■ **Exercise objective**: Rewrite the stretch from the start of the listing through the line containing "227, 453, 265]", swapping every "bullet-icon" for "bullet-marker" and leaving everything else unchanged.

■ **Records for the task**:
::::

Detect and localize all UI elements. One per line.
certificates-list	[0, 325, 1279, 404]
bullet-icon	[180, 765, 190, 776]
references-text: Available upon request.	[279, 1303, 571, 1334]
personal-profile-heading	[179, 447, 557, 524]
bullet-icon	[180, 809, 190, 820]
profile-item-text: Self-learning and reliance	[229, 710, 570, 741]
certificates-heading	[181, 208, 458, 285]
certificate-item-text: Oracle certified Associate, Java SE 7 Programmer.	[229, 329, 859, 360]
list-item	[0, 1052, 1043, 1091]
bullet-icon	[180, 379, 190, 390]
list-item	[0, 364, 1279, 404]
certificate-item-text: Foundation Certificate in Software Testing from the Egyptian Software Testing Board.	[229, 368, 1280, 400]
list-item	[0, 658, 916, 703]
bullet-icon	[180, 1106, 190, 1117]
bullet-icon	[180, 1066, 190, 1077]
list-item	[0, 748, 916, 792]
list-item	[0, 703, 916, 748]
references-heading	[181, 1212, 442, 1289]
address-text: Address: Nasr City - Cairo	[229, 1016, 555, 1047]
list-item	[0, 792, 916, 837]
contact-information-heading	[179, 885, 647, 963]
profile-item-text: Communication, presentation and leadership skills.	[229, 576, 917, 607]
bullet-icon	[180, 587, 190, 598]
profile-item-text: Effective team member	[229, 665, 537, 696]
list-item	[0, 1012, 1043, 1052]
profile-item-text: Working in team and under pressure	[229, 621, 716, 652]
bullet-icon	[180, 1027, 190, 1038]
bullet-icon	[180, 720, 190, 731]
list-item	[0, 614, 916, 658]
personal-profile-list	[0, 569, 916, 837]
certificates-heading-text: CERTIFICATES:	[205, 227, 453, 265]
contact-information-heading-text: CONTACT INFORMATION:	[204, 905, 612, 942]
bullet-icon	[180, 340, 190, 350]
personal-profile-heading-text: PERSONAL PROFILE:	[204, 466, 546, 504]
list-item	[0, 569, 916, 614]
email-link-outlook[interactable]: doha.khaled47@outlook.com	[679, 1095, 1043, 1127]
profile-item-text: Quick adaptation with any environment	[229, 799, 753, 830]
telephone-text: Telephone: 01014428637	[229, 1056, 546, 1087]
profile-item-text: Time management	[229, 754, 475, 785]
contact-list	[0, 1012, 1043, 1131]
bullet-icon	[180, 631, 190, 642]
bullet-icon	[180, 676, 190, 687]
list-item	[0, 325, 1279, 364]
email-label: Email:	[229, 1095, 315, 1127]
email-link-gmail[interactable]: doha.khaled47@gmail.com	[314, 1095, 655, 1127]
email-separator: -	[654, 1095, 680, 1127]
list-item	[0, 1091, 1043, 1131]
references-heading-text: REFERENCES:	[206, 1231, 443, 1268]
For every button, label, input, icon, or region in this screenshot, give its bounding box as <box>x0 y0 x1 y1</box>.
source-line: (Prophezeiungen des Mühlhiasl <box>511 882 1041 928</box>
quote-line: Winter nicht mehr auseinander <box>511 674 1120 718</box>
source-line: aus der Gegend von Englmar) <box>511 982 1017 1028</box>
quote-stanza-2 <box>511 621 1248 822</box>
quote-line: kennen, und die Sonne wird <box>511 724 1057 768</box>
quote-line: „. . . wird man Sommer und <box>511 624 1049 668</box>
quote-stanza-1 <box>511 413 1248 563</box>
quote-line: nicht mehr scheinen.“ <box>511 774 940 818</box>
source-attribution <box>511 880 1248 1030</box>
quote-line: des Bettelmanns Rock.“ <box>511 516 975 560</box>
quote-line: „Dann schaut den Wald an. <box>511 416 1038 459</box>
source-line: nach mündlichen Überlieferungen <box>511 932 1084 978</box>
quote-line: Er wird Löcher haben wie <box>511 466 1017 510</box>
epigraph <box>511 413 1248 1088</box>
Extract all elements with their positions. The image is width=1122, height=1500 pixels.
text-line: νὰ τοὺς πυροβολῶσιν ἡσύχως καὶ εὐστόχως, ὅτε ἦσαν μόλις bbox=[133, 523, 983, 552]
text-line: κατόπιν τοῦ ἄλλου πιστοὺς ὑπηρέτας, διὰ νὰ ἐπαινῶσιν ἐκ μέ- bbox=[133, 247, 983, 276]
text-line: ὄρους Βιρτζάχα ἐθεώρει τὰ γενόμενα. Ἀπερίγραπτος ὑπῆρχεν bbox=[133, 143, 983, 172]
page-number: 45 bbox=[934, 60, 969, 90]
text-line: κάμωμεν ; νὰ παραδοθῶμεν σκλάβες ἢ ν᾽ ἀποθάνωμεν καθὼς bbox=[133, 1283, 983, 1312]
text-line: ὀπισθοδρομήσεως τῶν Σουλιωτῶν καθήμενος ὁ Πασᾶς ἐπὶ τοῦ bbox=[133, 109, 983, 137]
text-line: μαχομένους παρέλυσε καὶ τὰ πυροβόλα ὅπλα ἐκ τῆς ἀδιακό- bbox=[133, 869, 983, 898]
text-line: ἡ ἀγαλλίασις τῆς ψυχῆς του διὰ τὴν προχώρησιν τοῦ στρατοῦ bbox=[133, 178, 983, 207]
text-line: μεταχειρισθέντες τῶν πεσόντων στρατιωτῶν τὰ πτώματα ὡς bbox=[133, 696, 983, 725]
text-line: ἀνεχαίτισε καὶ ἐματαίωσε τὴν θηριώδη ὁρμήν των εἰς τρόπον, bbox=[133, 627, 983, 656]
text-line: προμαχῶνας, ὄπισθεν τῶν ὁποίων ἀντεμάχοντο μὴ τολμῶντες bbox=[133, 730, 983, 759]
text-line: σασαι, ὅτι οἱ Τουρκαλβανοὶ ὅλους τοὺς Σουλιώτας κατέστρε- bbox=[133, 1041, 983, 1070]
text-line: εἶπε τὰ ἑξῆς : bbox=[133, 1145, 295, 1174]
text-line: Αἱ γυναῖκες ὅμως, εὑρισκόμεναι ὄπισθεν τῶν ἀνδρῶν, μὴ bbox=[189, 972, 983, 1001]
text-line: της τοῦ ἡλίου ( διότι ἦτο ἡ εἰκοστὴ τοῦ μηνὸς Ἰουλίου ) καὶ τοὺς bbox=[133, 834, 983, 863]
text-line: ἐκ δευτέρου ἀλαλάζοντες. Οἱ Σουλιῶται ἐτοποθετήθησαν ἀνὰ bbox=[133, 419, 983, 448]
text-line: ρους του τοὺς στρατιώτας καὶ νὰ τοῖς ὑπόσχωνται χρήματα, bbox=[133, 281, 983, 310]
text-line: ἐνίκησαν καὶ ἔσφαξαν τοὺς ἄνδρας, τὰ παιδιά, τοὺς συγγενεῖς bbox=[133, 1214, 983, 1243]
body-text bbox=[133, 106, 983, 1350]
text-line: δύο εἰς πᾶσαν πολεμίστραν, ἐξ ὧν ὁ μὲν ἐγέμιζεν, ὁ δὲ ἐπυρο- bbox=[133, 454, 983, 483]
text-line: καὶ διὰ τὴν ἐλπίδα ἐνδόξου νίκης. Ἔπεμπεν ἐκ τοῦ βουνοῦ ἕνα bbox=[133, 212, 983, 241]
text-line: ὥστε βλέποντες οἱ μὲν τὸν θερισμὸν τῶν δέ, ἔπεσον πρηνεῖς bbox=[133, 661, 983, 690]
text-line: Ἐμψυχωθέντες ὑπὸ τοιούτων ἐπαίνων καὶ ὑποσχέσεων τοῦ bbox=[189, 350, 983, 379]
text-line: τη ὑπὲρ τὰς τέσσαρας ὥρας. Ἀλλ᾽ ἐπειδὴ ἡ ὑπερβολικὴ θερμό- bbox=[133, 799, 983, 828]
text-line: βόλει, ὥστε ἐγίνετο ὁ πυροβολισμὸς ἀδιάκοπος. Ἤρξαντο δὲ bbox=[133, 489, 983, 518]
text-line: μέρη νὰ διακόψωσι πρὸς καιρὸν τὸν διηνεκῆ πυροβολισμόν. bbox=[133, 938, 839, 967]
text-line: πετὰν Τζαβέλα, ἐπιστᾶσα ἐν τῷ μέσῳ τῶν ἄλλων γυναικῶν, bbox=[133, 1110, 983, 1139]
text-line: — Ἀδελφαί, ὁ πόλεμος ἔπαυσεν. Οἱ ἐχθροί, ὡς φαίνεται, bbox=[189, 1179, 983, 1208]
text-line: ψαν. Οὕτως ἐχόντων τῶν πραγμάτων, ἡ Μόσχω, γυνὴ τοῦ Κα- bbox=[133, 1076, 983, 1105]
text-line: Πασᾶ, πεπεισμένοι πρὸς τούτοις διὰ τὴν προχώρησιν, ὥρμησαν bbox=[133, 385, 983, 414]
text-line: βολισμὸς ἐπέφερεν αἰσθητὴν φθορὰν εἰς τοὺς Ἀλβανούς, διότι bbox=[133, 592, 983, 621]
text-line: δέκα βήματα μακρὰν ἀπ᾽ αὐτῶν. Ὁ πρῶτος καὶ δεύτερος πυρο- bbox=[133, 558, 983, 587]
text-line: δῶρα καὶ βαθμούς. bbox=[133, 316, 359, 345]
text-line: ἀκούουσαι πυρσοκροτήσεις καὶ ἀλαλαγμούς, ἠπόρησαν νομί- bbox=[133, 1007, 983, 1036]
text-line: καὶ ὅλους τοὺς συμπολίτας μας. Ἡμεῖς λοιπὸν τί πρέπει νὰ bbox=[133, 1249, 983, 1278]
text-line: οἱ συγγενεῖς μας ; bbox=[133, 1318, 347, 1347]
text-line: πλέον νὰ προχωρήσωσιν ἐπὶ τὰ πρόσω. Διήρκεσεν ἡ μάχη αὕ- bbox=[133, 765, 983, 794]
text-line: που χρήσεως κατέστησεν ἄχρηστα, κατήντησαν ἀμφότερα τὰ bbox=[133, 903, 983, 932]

::::

■ **Result of the task**:
Detect and localize all UI elements. One per line.
certificates-list	[0, 325, 1279, 404]
bullet-marker	[180, 765, 190, 776]
references-text: Available upon request.	[279, 1303, 571, 1334]
personal-profile-heading	[179, 447, 557, 524]
bullet-marker	[180, 809, 190, 820]
profile-item-text: Self-learning and reliance	[229, 710, 570, 741]
certificates-heading	[181, 208, 458, 285]
certificate-item-text: Oracle certified Associate, Java SE 7 Programmer.	[229, 329, 859, 360]
list-item	[0, 1052, 1043, 1091]
bullet-marker	[180, 379, 190, 390]
list-item	[0, 364, 1279, 404]
certificate-item-text: Foundation Certificate in Software Testing from the Egyptian Software Testing Board.	[229, 368, 1280, 400]
list-item	[0, 658, 916, 703]
bullet-marker	[180, 1106, 190, 1117]
bullet-marker	[180, 1066, 190, 1077]
list-item	[0, 748, 916, 792]
list-item	[0, 703, 916, 748]
references-heading	[181, 1212, 442, 1289]
address-text: Address: Nasr City - Cairo	[229, 1016, 555, 1047]
list-item	[0, 792, 916, 837]
contact-information-heading	[179, 885, 647, 963]
profile-item-text: Communication, presentation and leadership skills.	[229, 576, 917, 607]
bullet-marker	[180, 587, 190, 598]
profile-item-text: Effective team member	[229, 665, 537, 696]
list-item	[0, 1012, 1043, 1052]
profile-item-text: Working in team and under pressure	[229, 621, 716, 652]
bullet-marker	[180, 1027, 190, 1038]
bullet-marker	[180, 720, 190, 731]
list-item	[0, 614, 916, 658]
personal-profile-list	[0, 569, 916, 837]
certificates-heading-text: CERTIFICATES:	[205, 227, 453, 265]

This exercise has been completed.